(Rows from a figure dataset)

++++++++++++++++++++

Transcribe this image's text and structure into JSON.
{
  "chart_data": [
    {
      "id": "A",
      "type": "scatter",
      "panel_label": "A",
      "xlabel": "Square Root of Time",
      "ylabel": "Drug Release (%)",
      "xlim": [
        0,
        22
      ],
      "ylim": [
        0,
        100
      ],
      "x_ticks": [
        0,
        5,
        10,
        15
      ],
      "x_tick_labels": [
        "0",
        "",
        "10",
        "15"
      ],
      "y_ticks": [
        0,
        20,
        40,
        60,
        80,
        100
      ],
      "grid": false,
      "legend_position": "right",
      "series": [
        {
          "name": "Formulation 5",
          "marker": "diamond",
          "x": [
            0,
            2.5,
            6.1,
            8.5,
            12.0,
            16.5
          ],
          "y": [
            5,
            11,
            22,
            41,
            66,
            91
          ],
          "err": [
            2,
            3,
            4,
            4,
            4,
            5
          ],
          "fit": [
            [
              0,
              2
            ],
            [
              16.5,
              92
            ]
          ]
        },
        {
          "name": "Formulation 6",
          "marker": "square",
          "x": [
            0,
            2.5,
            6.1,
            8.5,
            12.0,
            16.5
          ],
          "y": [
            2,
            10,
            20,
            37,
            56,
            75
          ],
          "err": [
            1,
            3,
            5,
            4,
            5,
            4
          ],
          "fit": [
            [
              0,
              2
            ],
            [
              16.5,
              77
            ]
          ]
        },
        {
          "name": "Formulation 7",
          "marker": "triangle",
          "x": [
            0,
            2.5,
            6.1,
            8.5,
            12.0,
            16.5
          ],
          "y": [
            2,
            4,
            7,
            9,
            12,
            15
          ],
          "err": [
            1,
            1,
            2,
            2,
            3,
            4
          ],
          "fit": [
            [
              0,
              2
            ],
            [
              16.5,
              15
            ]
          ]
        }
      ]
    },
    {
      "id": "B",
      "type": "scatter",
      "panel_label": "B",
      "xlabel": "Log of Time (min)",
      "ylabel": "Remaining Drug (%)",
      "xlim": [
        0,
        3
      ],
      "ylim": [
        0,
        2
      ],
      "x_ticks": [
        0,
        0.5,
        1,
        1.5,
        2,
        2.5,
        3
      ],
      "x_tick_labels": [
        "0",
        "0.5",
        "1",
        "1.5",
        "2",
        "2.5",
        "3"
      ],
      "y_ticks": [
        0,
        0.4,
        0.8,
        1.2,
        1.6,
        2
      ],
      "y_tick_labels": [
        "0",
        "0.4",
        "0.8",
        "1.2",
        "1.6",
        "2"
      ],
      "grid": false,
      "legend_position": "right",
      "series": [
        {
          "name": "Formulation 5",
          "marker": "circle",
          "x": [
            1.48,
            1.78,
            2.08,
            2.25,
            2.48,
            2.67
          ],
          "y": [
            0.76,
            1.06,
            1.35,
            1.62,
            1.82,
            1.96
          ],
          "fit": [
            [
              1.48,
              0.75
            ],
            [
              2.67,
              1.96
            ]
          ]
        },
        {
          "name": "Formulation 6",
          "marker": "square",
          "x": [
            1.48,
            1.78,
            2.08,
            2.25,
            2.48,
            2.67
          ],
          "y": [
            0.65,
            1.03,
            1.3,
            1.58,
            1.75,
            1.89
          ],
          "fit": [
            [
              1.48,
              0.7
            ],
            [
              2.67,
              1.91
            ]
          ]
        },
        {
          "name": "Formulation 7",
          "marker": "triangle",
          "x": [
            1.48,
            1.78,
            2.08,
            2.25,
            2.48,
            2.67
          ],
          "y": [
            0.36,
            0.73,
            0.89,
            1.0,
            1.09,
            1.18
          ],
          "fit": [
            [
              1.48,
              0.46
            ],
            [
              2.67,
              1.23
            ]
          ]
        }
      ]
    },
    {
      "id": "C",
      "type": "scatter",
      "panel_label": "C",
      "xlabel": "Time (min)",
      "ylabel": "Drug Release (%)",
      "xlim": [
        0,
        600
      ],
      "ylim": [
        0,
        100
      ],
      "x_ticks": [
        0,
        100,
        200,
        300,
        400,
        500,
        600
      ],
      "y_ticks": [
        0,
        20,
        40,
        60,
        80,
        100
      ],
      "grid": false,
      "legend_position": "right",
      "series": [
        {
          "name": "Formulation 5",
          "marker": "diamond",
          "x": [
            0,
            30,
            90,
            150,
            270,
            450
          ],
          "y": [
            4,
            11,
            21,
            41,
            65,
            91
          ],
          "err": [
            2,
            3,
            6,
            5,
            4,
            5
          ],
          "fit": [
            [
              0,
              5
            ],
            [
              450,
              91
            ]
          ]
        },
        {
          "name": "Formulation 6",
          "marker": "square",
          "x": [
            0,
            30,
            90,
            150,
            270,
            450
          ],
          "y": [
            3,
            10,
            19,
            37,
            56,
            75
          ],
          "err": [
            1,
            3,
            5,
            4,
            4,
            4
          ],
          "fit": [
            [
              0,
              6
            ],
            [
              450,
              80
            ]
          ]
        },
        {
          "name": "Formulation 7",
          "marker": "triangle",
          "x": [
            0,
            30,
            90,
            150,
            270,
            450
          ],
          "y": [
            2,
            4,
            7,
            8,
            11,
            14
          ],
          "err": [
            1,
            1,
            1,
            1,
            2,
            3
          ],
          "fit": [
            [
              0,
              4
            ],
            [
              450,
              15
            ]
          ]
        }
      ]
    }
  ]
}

++++++++++++++++++++

(The exercise): Find "xlabel". Copy every line it occurs in.

(Task answer):
      "xlabel": "Square Root of Time",
      "xlabel": "Log of Time (min)",
      "xlabel": "Time (min)",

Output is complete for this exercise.